> Given instruction
Your task is to output the listing word for word, with pictures excluded.

## BEGIN Input records

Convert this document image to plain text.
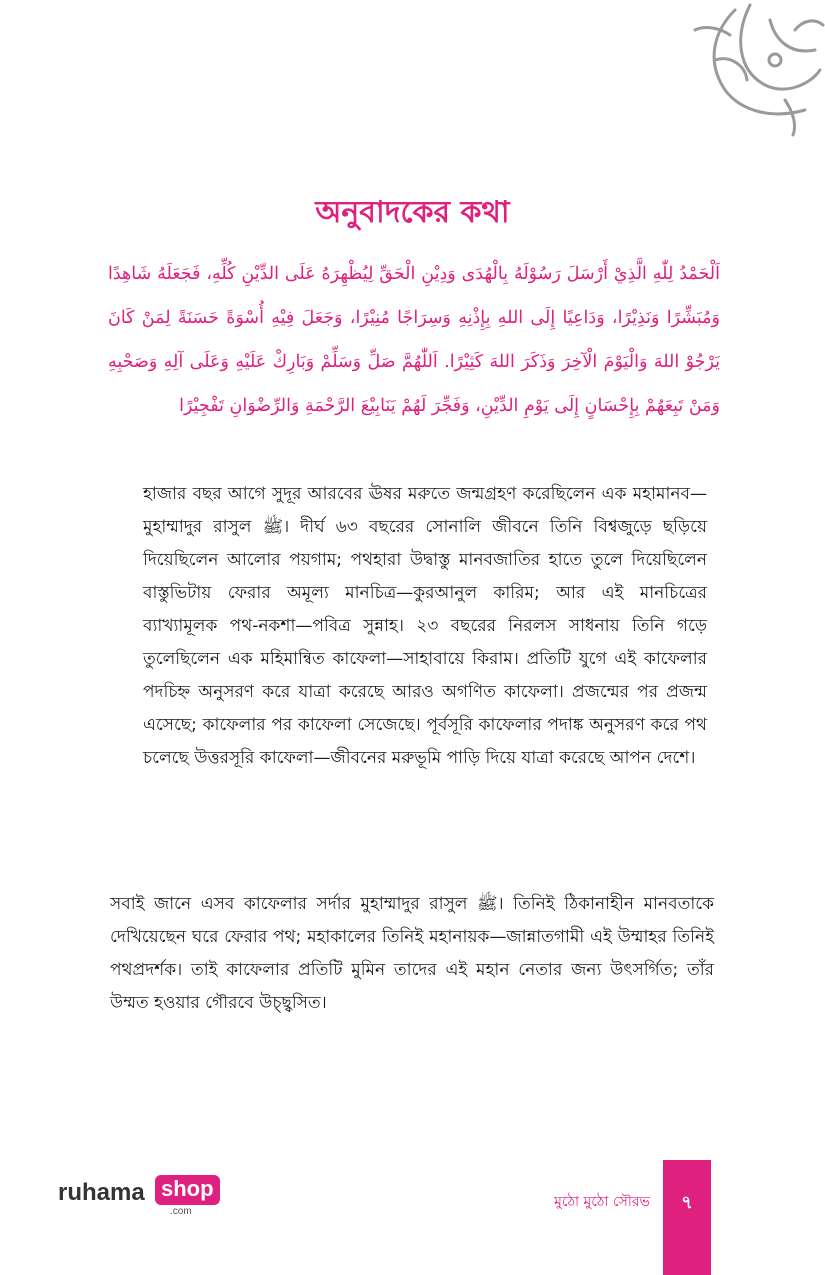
অনুবাদকের কথা
اَلْحَمْدُ لِلّٰهِ الَّذِيْ أَرْسَلَ رَسُوْلَهُ بِالْهُدَى وَدِيْنِ الْحَقِّ لِيُظْهِرَهُ عَلَى الدِّيْنِ كُلِّهِ، فَجَعَلَهُ شَاهِدًا وَمُبَشِّرًا وَنَذِيْرًا، وَدَاعِيًا إِلَى اللهِ بِإِذْنِهِ وَسِرَاجًا مُنِيْرًا، وَجَعَلَ فِيْهِ أُسْوَةً حَسَنَةً لِمَنْ كَانَ يَرْجُوْ اللهَ وَالْيَوْمَ الْآخِرَ وَذَكَرَ اللهَ كَثِيْرًا. اَللّٰهُمَّ صَلِّ وَسَلِّمْ وَبَارِكْ عَلَيْهِ وَعَلَى آلِهِ وَصَحْبِهِ وَمَنْ تَبِعَهُمْ بِإِحْسَانٍ إِلَى يَوْمِ الدِّيْنِ، وَفَجِّرَ لَهُمْ يَنَابِيْعَ الرَّحْمَةِ وَالرِّضْوَانِ تَفْجِيْرًا
হাজার বছর আগে সুদূর আরবের ঊষর মরুতে জন্মগ্রহণ করেছিলেন এক মহামানব—মুহাম্মাদুর রাসুল ﷺ। দীর্ঘ ৬৩ বছরের সোনালি জীবনে তিনি বিশ্বজুড়ে ছড়িয়ে দিয়েছিলেন আলোর পয়গাম; পথহারা উদ্বাস্তু মানবজাতির হাতে তুলে দিয়েছিলেন বাস্তুভিটায় ফেরার অমূল্য মানচিত্র—কুরআনুল কারিম; আর এই মানচিত্রের ব্যাখ্যামূলক পথ-নকশা—পবিত্র সুন্নাহ। ২৩ বছরের নিরলস সাধনায় তিনি গড়ে তুলেছিলেন এক মহিমান্বিত কাফেলা—সাহাবায়ে কিরাম। প্রতিটি যুগে এই কাফেলার পদচিহ্ন অনুসরণ করে যাত্রা করেছে আরও অগণিত কাফেলা। প্রজন্মের পর প্রজন্ম এসেছে; কাফেলার পর কাফেলা সেজেছে। পূর্বসূরি কাফেলার পদাঙ্ক অনুসরণ করে পথ চলেছে উত্তরসূরি কাফেলা—জীবনের মরুভূমি পাড়ি দিয়ে যাত্রা করেছে আপন দেশে।
সবাই জানে এসব কাফেলার সর্দার মুহাম্মাদুর রাসুল ﷺ। তিনিই ঠিকানাহীন মানবতাকে দেখিয়েছেন ঘরে ফেরার পথ; মহাকালের তিনিই মহানায়ক—জান্নাতগামী এই উম্মাহর তিনিই পথপ্রদর্শক। তাই কাফেলার প্রতিটি মুমিন তাদের এই মহান নেতার জন্য উৎসর্গিত; তাঁর উম্মত হওয়ার গৌরবে উচ্ছ্বসিত।
ruhama shop
.com
মুঠো মুঠো সৌরভ	৭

## END Input records

> Task output
Convert this document image to plain text.
অনুবাদকের কথা
اَلْحَمْدُ لِلّٰهِ الَّذِيْ أَرْسَلَ رَسُوْلَهُ بِالْهُدَى وَدِيْنِ الْحَقِّ لِيُظْهِرَهُ عَلَى الدِّيْنِ كُلِّهِ، فَجَعَلَهُ شَاهِدًا وَمُبَشِّرًا وَنَذِيْرًا، وَدَاعِيًا إِلَى اللهِ بِإِذْنِهِ وَسِرَاجًا مُنِيْرًا، وَجَعَلَ فِيْهِ أُسْوَةً حَسَنَةً لِمَنْ كَانَ يَرْجُوْ اللهَ وَالْيَوْمَ الْآخِرَ وَذَكَرَ اللهَ كَثِيْرًا. اَللّٰهُمَّ صَلِّ وَسَلِّمْ وَبَارِكْ عَلَيْهِ وَعَلَى آلِهِ وَصَحْبِهِ وَمَنْ تَبِعَهُمْ بِإِحْسَانٍ إِلَى يَوْمِ الدِّيْنِ، وَفَجِّرَ لَهُمْ يَنَابِيْعَ الرَّحْمَةِ وَالرِّضْوَانِ تَفْجِيْرًا
হাজার বছর আগে সুদূর আরবের ঊষর মরুতে জন্মগ্রহণ করেছিলেন এক মহামানব—মুহাম্মাদুর রাসুল ﷺ। দীর্ঘ ৬৩ বছরের সোনালি জীবনে তিনি বিশ্বজুড়ে ছড়িয়ে দিয়েছিলেন আলোর পয়গাম; পথহারা উদ্বাস্তু মানবজাতির হাতে তুলে দিয়েছিলেন বাস্তুভিটায় ফেরার অমূল্য মানচিত্র—কুরআনুল কারিম; আর এই মানচিত্রের ব্যাখ্যামূলক পথ-নকশা—পবিত্র সুন্নাহ। ২৩ বছরের নিরলস সাধনায় তিনি গড়ে তুলেছিলেন এক মহিমান্বিত কাফেলা—সাহাবায়ে কিরাম। প্রতিটি যুগে এই কাফেলার পদচিহ্ন অনুসরণ করে যাত্রা করেছে আরও অগণিত কাফেলা। প্রজন্মের পর প্রজন্ম এসেছে; কাফেলার পর কাফেলা সেজেছে। পূর্বসূরি কাফেলার পদাঙ্ক অনুসরণ করে পথ চলেছে উত্তরসূরি কাফেলা—জীবনের মরুভূমি পাড়ি দিয়ে যাত্রা করেছে আপন দেশে।
সবাই জানে এসব কাফেলার সর্দার মুহাম্মাদুর রাসুল ﷺ। তিনিই ঠিকানাহীন মানবতাকে দেখিয়েছেন ঘরে ফেরার পথ; মহাকালের তিনিই মহানায়ক—জান্নাতগামী এই উম্মাহর তিনিই পথপ্রদর্শক। তাই কাফেলার প্রতিটি মুমিন তাদের এই মহান নেতার জন্য উৎসর্গিত; তাঁর উম্মত হওয়ার গৌরবে উচ্ছ্বসিত।
ruhama shop
.com
মুঠো মুঠো সৌরভ	৭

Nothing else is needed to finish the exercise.